◆ **WRITTEN EXERCISE**: Return all lines that include the string "Campus".

#### DATASET ROWS

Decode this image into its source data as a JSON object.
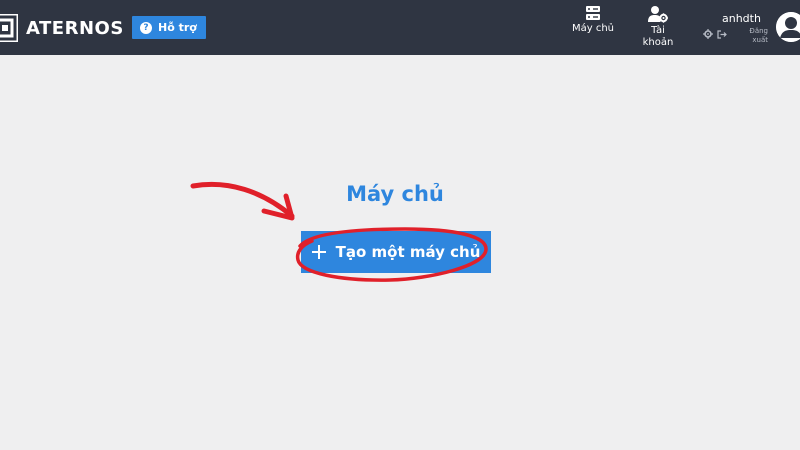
{
  "header": {
    "logo_text": "ATERNOS",
    "help_label": "Hỗ trợ",
    "nav": [
      {
        "label": "Máy chủ",
        "icon": "servers-icon"
      },
      {
        "label": "Tài khoản",
        "icon": "account-icon"
      }
    ],
    "user": {
      "username": "anhdth",
      "logout_label": "Đăng xuất",
      "settings_icon": "gear-icon",
      "logout_icon": "logout-icon",
      "avatar_icon": "user-avatar-icon"
    }
  },
  "main": {
    "title": "Máy chủ",
    "create_button_label": "Tạo một máy chủ"
  },
  "colors": {
    "topbar": "#2f3542",
    "accent": "#2e86de",
    "background": "#efeff0",
    "annotation": "#e0202a"
  }
}
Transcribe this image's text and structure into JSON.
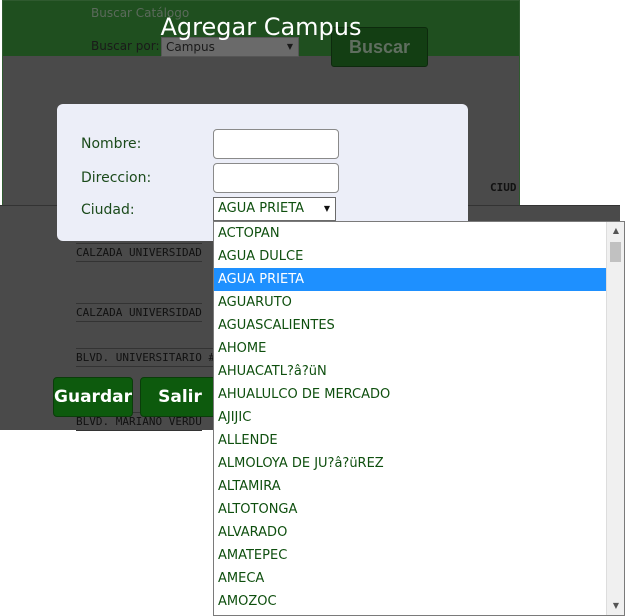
{
  "background": {
    "catalog_label": "Buscar Catálogo",
    "search_by_label": "Buscar por:",
    "search_by_value": "Campus",
    "search_button": "Buscar",
    "column_header": "CIUD",
    "rows": [
      "CALZADA UNIVERSIDAD",
      "CALZADA UNIVERSIDAD",
      "BLVD. UNIVERSITARIO #",
      "BLVD. MARIANO VERDU"
    ]
  },
  "modal": {
    "title": "Agregar Campus",
    "fields": {
      "nombre_label": "Nombre:",
      "nombre_value": "",
      "direccion_label": "Direccion:",
      "direccion_value": "",
      "ciudad_label": "Ciudad:",
      "ciudad_value": "AGUA PRIETA"
    },
    "buttons": {
      "save": "Guardar",
      "exit": "Salir"
    }
  },
  "dropdown": {
    "selected": "AGUA PRIETA",
    "options": [
      "ACTOPAN",
      "AGUA DULCE",
      "AGUA PRIETA",
      "AGUARUTO",
      "AGUASCALIENTES",
      "AHOME",
      "AHUACATL?â?üN",
      "AHUALULCO DE MERCADO",
      "AJIJIC",
      "ALLENDE",
      "ALMOLOYA DE JU?â?üREZ",
      "ALTAMIRA",
      "ALTOTONGA",
      "ALVARADO",
      "AMATEPEC",
      "AMECA",
      "AMOZOC"
    ]
  },
  "colors": {
    "accent": "#0d5a0d",
    "selection": "#1e90ff",
    "modal_bg": "#eceef8"
  }
}
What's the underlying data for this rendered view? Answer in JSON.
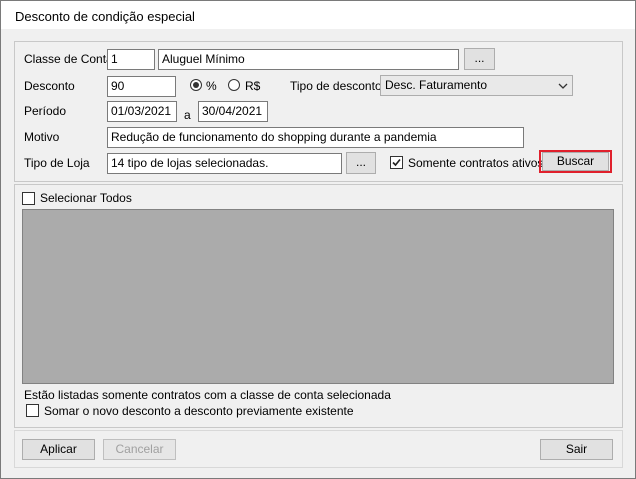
{
  "window": {
    "title": "Desconto de condição especial"
  },
  "form": {
    "classe_label": "Classe de Conta",
    "classe_code": "1",
    "classe_name": "Aluguel Mínimo",
    "ellipsis": "...",
    "desconto_label": "Desconto",
    "desconto_value": "90",
    "pct_label": "%",
    "rs_label": "R$",
    "tipo_desconto_label": "Tipo de desconto",
    "tipo_desconto_value": "Desc. Faturamento",
    "periodo_label": "Período",
    "periodo_start": "01/03/2021",
    "periodo_sep": "a",
    "periodo_end": "30/04/2021",
    "motivo_label": "Motivo",
    "motivo_value": "Redução de funcionamento do shopping durante a pandemia",
    "tipo_loja_label": "Tipo de Loja",
    "tipo_loja_value": "14 tipo de lojas selecionadas.",
    "somente_label": "Somente contratos ativos",
    "buscar_label": "Buscar"
  },
  "list": {
    "select_all_label": "Selecionar Todos",
    "info_text": "Estão listadas somente contratos com a classe de conta selecionada",
    "somar_label": "Somar o novo desconto a desconto previamente existente"
  },
  "footer": {
    "aplicar_label": "Aplicar",
    "cancelar_label": "Cancelar",
    "sair_label": "Sair"
  },
  "colors": {
    "highlight": "#e0202c",
    "grid_bg": "#ababab"
  }
}
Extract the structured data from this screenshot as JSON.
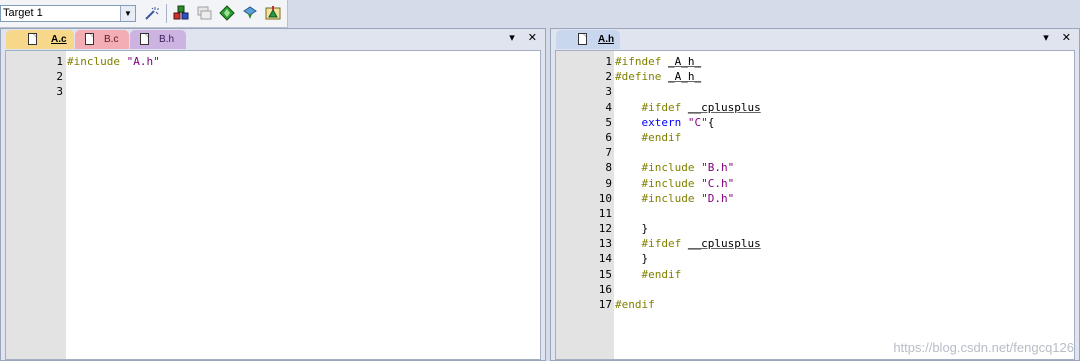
{
  "toolbar": {
    "target_value": "Target 1",
    "icons": [
      "build-target-icon",
      "load-flash-icon",
      "batch-build-icon",
      "stop-build-icon",
      "download-icon",
      "options-target-icon"
    ]
  },
  "left_pane": {
    "tabs": [
      {
        "label": "A.c",
        "color": "#f7d789",
        "active": true
      },
      {
        "label": "B.c",
        "color": "#f2aeb4",
        "active": false
      },
      {
        "label": "B.h",
        "color": "#cdb3e2",
        "active": false
      }
    ],
    "dropdown_symbol": "▾",
    "close_symbol": "✕",
    "lines": [
      {
        "num": "1",
        "parts": [
          {
            "t": "#include ",
            "c": "pp"
          },
          {
            "t": "\"A.h\"",
            "c": "str"
          }
        ]
      },
      {
        "num": "2",
        "parts": []
      },
      {
        "num": "3",
        "parts": []
      }
    ]
  },
  "right_pane": {
    "tabs": [
      {
        "label": "A.h",
        "color": "#c9d7ee",
        "active": true
      }
    ],
    "dropdown_symbol": "▾",
    "close_symbol": "✕",
    "lines": [
      {
        "num": "1",
        "parts": [
          {
            "t": "#ifndef ",
            "c": "pp"
          },
          {
            "t": "_A_h_",
            "c": "ident"
          }
        ]
      },
      {
        "num": "2",
        "parts": [
          {
            "t": "#define ",
            "c": "pp"
          },
          {
            "t": "_A_h_",
            "c": "ident"
          }
        ]
      },
      {
        "num": "3",
        "parts": []
      },
      {
        "num": "4",
        "parts": [
          {
            "t": "    #ifdef ",
            "c": "pp"
          },
          {
            "t": "__cplusplus",
            "c": "ident"
          }
        ]
      },
      {
        "num": "5",
        "parts": [
          {
            "t": "    extern ",
            "c": "kw"
          },
          {
            "t": "\"C\"",
            "c": "str"
          },
          {
            "t": "{",
            "c": "plain"
          }
        ]
      },
      {
        "num": "6",
        "parts": [
          {
            "t": "    #endif",
            "c": "pp"
          }
        ]
      },
      {
        "num": "7",
        "parts": []
      },
      {
        "num": "8",
        "parts": [
          {
            "t": "    #include ",
            "c": "pp"
          },
          {
            "t": "\"B.h\"",
            "c": "str"
          }
        ]
      },
      {
        "num": "9",
        "parts": [
          {
            "t": "    #include ",
            "c": "pp"
          },
          {
            "t": "\"C.h\"",
            "c": "str"
          }
        ]
      },
      {
        "num": "10",
        "parts": [
          {
            "t": "    #include ",
            "c": "pp"
          },
          {
            "t": "\"D.h\"",
            "c": "str"
          }
        ]
      },
      {
        "num": "11",
        "parts": []
      },
      {
        "num": "12",
        "parts": [
          {
            "t": "    }",
            "c": "plain"
          }
        ]
      },
      {
        "num": "13",
        "parts": [
          {
            "t": "    #ifdef ",
            "c": "pp"
          },
          {
            "t": "__cplusplus",
            "c": "ident"
          }
        ]
      },
      {
        "num": "14",
        "parts": [
          {
            "t": "    }",
            "c": "plain"
          }
        ]
      },
      {
        "num": "15",
        "parts": [
          {
            "t": "    #endif",
            "c": "pp"
          }
        ]
      },
      {
        "num": "16",
        "parts": []
      },
      {
        "num": "17",
        "parts": [
          {
            "t": "#endif",
            "c": "pp"
          }
        ]
      }
    ]
  },
  "watermark": "https://blog.csdn.net/fengcq126"
}
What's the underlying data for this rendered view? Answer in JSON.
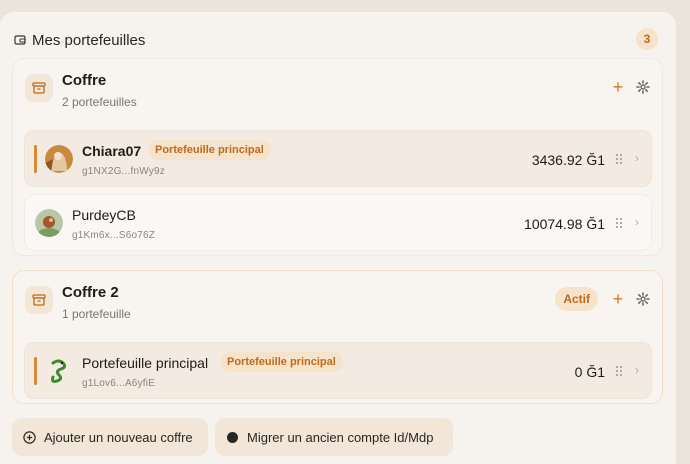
{
  "header": {
    "title": "Mes portefeuilles",
    "count": "3"
  },
  "vaults": [
    {
      "name": "Coffre",
      "subtitle": "2 portefeuilles",
      "add_label": "+",
      "wallets": [
        {
          "name": "Chiara07",
          "badge": "Portefeuille principal",
          "address": "g1NX2G...fnWy9z",
          "balance": "3436.92 Ğ1",
          "chevron": "›"
        },
        {
          "name": "PurdeyCB",
          "address": "g1Km6x...S6o76Z",
          "balance": "10074.98 Ğ1",
          "chevron": "›"
        }
      ]
    },
    {
      "name": "Coffre 2",
      "subtitle": "1 portefeuille",
      "status": "Actif",
      "add_label": "+",
      "wallets": [
        {
          "name": "Portefeuille principal",
          "badge": "Portefeuille principal",
          "address": "g1Lov6...A6yfiE",
          "balance": "0 Ğ1",
          "chevron": "›"
        }
      ]
    }
  ],
  "footer": {
    "add_vault": "Ajouter un nouveau coffre",
    "migrate": "Migrer un ancien compte Id/Mdp"
  },
  "colors": {
    "accent": "#d07b1e",
    "badge_bg": "#f6e3cc",
    "badge_text": "#c06a1a"
  },
  "icons": [
    "wallet-icon",
    "archive-icon",
    "plus-icon",
    "gear-icon",
    "drag-handle-icon",
    "chevron-right-icon",
    "plus-circle-icon",
    "dot-icon"
  ]
}
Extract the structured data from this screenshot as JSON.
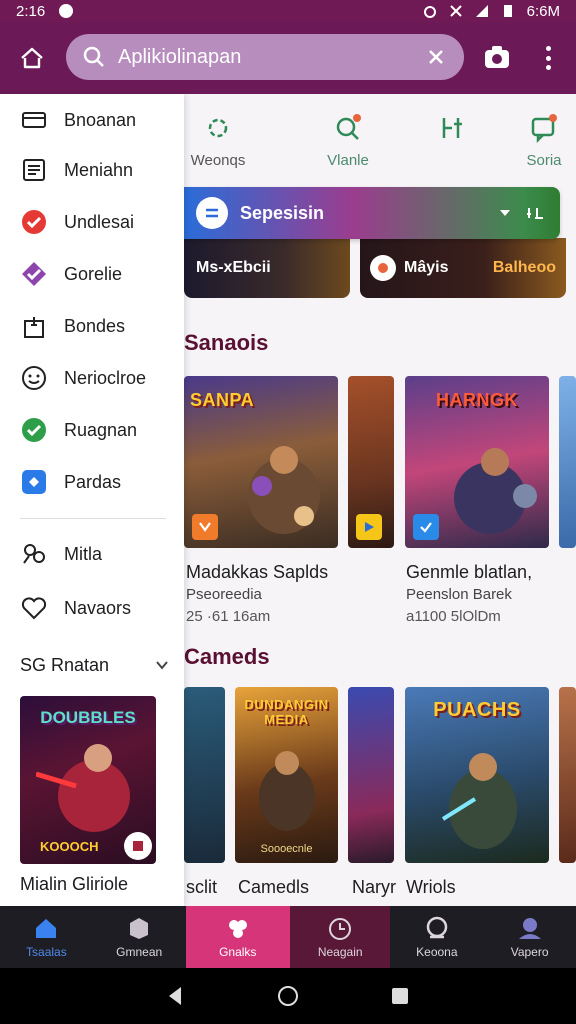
{
  "status_bar": {
    "time": "2:16",
    "clock_right": "6:6M"
  },
  "search": {
    "value": "Aplikiolinapan"
  },
  "drawer": {
    "items": [
      {
        "label": "Bnoanan",
        "icon": "card-icon"
      },
      {
        "label": "Meniahn",
        "icon": "list-icon"
      },
      {
        "label": "Undlesai",
        "icon": "check-red-icon"
      },
      {
        "label": "Gorelie",
        "icon": "check-purple-icon"
      },
      {
        "label": "Bondes",
        "icon": "gift-icon"
      },
      {
        "label": "Nerioclroe",
        "icon": "smile-icon"
      },
      {
        "label": "Ruagnan",
        "icon": "check-green-icon"
      },
      {
        "label": "Pardas",
        "icon": "puzzle-icon"
      },
      {
        "label": "Mitla",
        "icon": "people-icon"
      },
      {
        "label": "Navaors",
        "icon": "heart-icon"
      }
    ],
    "section_label": "SG Rnatan",
    "card": {
      "art_text": "DOUBBLES",
      "bottom_text": "KOOOCH"
    },
    "card_title": "Mialin Gliriole"
  },
  "categories": [
    {
      "label": "Weonqs",
      "icon": "gear-flower-icon"
    },
    {
      "label": "Vlanle",
      "icon": "search-badge-icon"
    },
    {
      "label": "",
      "icon": "tune-icon"
    },
    {
      "label": "Soria",
      "icon": "chat-badge-icon"
    }
  ],
  "banner": {
    "label": "Sepesisin"
  },
  "promos": {
    "left": "Ms-xEbcii",
    "right": "Mâyis",
    "right_tail": "Balheoo"
  },
  "sections": {
    "first": "Sanaois",
    "second": "Cameds"
  },
  "games_row1": [
    {
      "art_title": "SANPA",
      "title": "Madakkas Saplds",
      "sub": "Pseoreedia",
      "meta": "25 ·61 16am"
    },
    {
      "art_title": "HARNGK",
      "title": "Genmle blatlan,",
      "sub": "Peenslon Barek",
      "meta": "a1100 5lOlDm"
    }
  ],
  "games_row2": [
    {
      "art_title": "",
      "title": "",
      "title_hint": "sclit"
    },
    {
      "art_title": "DUNDANGIN MEDIA",
      "art_footer": "Soooecnle",
      "title": "Camedls"
    },
    {
      "art_title": "",
      "title": "Naryr"
    },
    {
      "art_title": "PUACHS",
      "title": "Wriols"
    }
  ],
  "bottom_nav": [
    {
      "label": "Tsaalas",
      "icon": "home-icon"
    },
    {
      "label": "Gmnean",
      "icon": "box-icon"
    },
    {
      "label": "Gnalks",
      "icon": "flower-icon"
    },
    {
      "label": "Neagain",
      "icon": "timer-icon"
    },
    {
      "label": "Keoona",
      "icon": "lens-icon"
    },
    {
      "label": "Vapero",
      "icon": "avatar-icon"
    }
  ],
  "colors": {
    "brand": "#6c1a57",
    "accent_green": "#2e8b57",
    "active_pink": "#d6357a"
  }
}
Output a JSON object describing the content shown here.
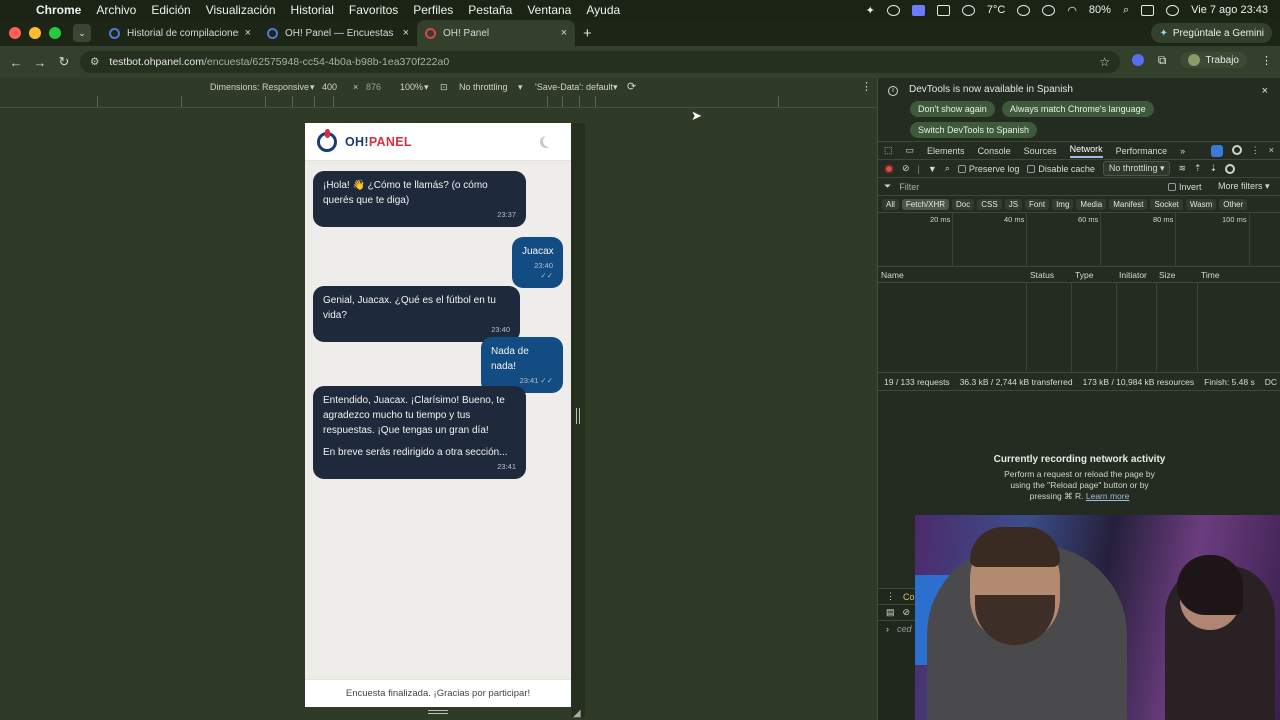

########

◆ **WORKED SOLUTION**:
    "search_by_value": "Campus",
    "title": "Agregar Campus",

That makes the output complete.